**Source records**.
— Begin —
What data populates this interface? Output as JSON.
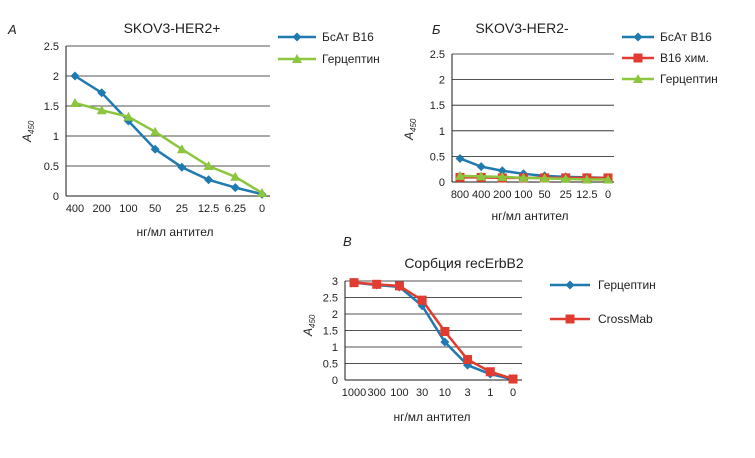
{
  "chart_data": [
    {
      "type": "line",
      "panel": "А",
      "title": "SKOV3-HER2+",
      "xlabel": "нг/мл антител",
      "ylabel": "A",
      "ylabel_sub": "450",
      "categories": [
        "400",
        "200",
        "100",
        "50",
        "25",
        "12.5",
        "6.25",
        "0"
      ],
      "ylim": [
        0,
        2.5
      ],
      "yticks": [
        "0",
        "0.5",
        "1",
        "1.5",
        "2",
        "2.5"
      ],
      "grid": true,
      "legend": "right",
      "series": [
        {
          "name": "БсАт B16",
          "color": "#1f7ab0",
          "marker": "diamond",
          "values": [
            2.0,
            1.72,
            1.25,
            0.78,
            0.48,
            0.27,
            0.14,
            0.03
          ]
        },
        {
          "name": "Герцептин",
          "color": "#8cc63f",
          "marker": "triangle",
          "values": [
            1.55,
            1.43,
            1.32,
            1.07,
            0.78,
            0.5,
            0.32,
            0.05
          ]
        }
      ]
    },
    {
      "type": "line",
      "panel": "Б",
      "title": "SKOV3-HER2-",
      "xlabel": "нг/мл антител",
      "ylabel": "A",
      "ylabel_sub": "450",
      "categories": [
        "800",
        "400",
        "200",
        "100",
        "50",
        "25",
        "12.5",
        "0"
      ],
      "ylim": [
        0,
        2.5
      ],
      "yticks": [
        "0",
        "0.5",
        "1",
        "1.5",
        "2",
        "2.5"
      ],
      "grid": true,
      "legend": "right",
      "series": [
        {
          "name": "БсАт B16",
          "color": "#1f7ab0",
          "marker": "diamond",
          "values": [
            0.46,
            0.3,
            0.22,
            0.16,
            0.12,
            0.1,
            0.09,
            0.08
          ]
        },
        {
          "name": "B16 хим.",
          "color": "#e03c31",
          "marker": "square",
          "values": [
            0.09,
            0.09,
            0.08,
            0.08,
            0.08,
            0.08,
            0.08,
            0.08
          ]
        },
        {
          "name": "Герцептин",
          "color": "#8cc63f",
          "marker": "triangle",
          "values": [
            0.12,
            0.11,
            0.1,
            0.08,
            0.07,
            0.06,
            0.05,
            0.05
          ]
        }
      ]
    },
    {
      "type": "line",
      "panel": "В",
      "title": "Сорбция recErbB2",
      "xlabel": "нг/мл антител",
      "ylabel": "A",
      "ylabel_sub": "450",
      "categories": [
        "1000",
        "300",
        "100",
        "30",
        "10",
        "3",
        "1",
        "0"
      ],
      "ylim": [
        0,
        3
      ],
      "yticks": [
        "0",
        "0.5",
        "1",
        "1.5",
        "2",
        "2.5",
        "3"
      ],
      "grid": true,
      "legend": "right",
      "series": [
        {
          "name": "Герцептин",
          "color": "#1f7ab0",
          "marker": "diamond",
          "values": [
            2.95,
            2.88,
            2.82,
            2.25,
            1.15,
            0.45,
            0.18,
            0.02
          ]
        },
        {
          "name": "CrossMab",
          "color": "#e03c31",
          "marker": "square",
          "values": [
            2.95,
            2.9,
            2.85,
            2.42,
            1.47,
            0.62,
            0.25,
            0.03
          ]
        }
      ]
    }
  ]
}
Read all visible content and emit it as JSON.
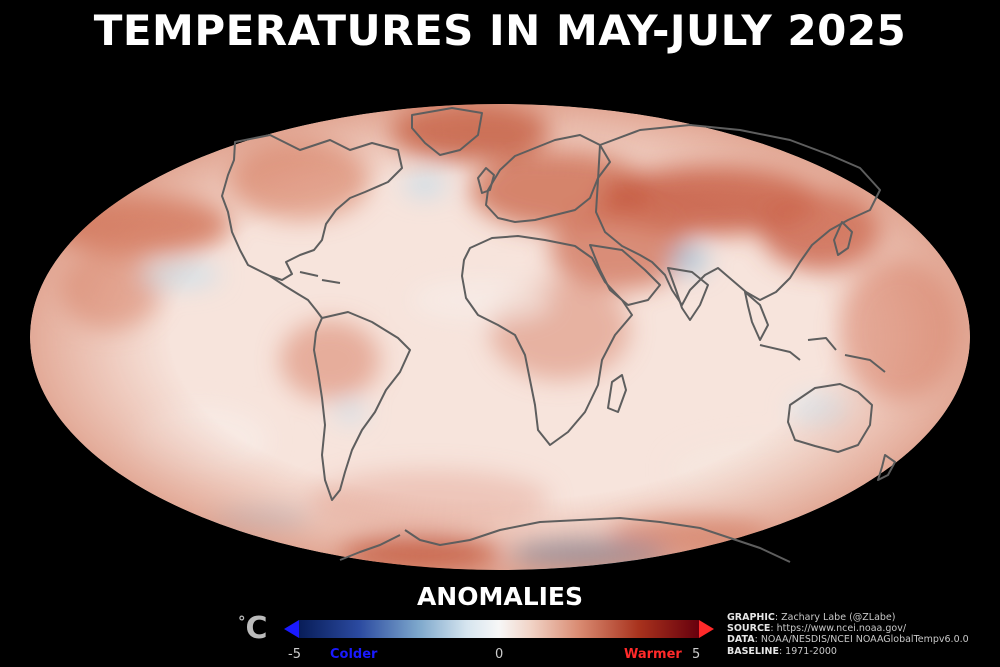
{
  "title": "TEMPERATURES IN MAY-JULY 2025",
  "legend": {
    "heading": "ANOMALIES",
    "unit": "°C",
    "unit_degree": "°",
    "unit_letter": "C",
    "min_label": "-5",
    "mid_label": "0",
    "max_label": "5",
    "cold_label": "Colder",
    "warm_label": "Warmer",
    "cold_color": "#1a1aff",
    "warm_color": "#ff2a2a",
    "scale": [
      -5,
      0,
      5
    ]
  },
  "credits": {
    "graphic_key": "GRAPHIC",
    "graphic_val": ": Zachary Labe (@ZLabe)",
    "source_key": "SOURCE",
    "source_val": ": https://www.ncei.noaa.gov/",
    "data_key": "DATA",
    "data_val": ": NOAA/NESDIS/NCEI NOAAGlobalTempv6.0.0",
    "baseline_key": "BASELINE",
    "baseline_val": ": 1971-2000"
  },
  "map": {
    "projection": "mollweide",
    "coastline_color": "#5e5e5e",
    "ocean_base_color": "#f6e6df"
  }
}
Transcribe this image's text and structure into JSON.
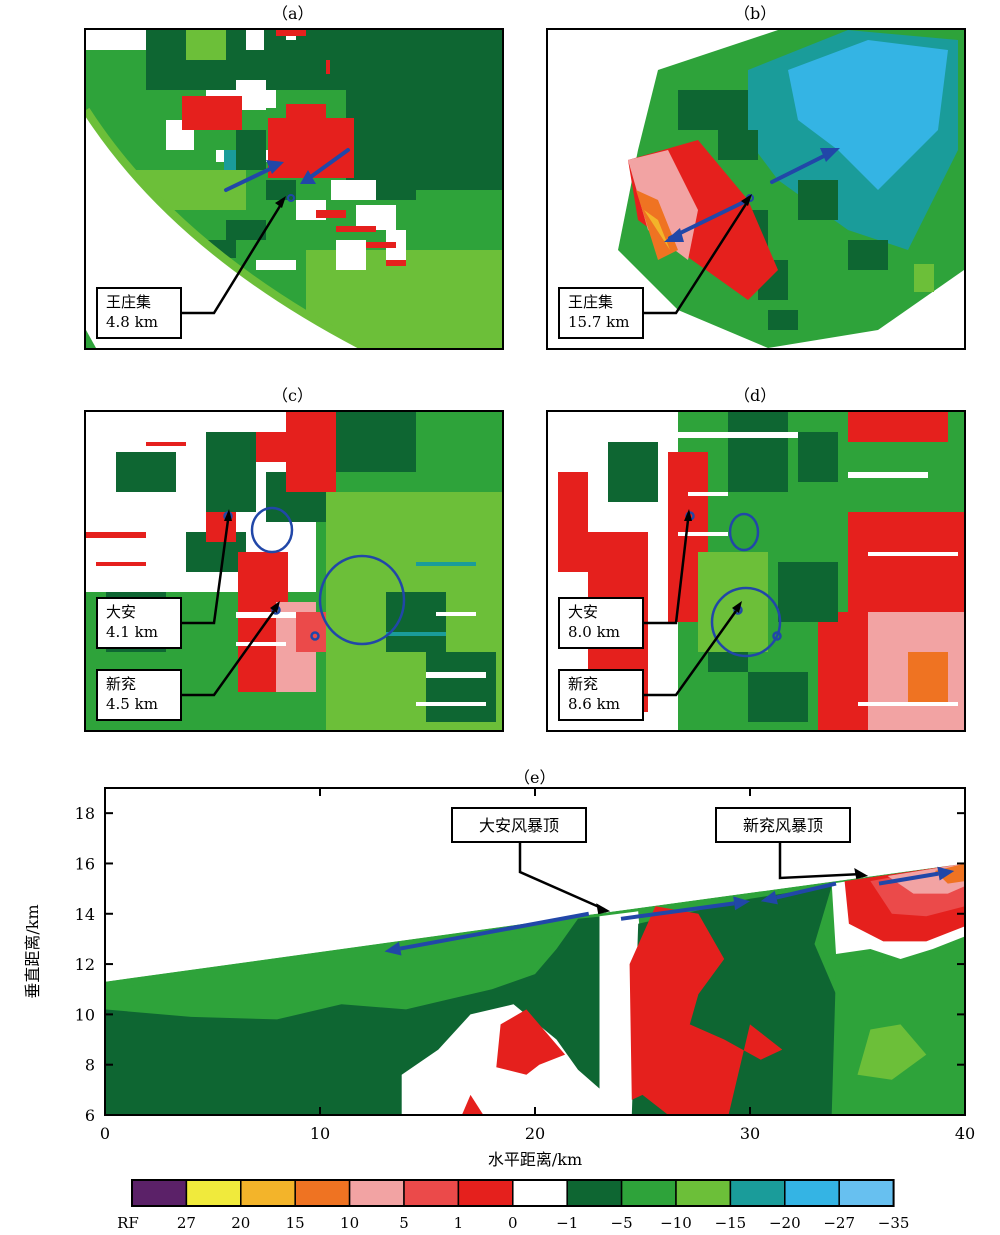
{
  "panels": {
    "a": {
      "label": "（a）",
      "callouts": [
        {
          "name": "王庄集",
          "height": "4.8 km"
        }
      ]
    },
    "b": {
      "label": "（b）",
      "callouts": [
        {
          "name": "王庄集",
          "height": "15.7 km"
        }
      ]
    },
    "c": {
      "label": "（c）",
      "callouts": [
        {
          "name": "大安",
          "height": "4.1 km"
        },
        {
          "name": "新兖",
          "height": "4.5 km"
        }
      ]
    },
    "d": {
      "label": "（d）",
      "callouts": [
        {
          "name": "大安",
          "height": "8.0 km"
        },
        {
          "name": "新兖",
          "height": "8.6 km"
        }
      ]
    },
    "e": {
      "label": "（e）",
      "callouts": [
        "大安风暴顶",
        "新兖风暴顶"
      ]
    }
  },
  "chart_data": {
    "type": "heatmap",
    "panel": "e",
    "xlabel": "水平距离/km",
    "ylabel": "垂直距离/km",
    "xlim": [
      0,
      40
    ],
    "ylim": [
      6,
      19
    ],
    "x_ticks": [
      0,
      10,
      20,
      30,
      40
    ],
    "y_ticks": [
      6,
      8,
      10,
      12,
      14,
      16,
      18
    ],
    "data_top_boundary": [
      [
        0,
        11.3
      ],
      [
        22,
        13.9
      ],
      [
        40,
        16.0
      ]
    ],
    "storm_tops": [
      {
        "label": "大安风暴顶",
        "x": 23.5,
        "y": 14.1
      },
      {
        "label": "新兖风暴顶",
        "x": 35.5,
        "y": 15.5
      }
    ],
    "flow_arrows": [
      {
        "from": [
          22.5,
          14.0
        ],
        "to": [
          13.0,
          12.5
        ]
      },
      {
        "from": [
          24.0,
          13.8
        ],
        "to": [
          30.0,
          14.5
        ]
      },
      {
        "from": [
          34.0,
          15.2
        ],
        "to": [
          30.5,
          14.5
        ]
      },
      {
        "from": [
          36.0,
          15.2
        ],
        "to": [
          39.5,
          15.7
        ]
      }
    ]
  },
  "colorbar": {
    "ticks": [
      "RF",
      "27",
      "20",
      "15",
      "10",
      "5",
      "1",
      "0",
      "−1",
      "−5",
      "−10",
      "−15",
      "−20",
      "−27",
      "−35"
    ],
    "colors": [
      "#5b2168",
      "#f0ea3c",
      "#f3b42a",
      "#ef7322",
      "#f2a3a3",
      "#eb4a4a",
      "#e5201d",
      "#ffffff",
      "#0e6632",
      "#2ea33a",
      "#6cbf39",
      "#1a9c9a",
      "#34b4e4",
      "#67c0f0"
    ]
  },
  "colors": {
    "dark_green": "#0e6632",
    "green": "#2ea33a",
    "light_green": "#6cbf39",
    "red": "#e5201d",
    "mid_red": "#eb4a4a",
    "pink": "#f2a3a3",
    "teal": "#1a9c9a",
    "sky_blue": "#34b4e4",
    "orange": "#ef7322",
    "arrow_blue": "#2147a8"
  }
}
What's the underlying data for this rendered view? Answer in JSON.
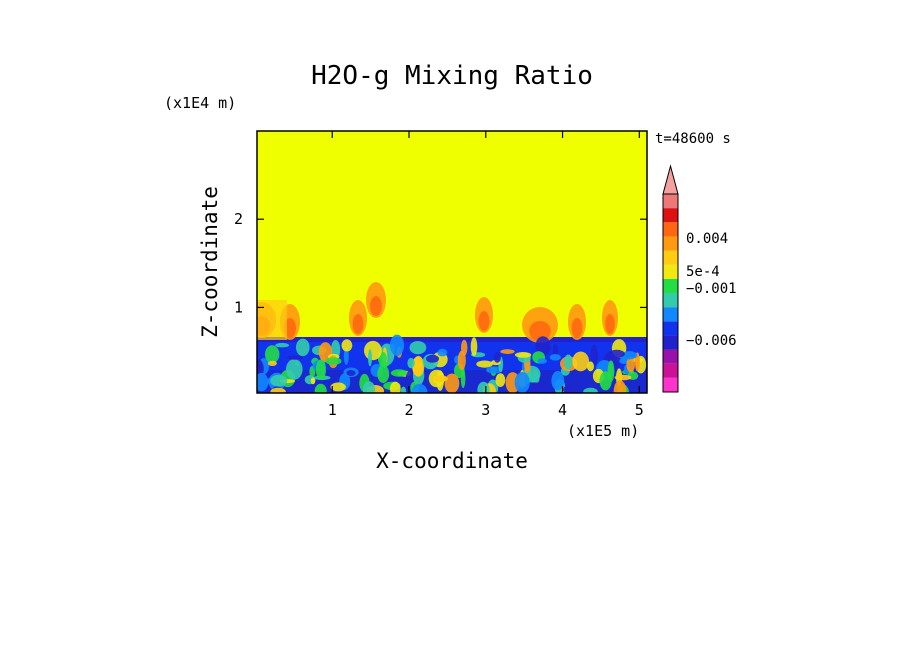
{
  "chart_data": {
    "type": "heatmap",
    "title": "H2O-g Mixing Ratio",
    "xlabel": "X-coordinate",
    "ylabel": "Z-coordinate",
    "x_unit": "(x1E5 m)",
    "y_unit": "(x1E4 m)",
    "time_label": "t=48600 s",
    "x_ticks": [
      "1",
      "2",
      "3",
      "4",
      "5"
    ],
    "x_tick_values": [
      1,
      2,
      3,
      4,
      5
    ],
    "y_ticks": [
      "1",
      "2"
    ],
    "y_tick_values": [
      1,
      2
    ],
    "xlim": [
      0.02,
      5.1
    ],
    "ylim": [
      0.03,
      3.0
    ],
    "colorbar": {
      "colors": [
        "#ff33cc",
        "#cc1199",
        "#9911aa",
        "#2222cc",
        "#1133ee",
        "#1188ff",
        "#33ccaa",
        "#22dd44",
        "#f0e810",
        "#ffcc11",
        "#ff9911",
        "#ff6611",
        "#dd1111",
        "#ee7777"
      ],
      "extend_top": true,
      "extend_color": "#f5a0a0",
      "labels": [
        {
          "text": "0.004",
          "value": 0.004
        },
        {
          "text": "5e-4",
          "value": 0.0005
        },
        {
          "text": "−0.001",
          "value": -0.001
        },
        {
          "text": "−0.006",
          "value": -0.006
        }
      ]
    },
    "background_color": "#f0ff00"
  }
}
— End —
**PROBLEM**. Filter the records above and return every line that holds the word "text".

**EXERCISE OUTPUT**.
Transcribe this image's text and structure into JSON.
          "text": "0.004",
          "text": "5e-4",
          "text": "−0.001",
          "text": "−0.006",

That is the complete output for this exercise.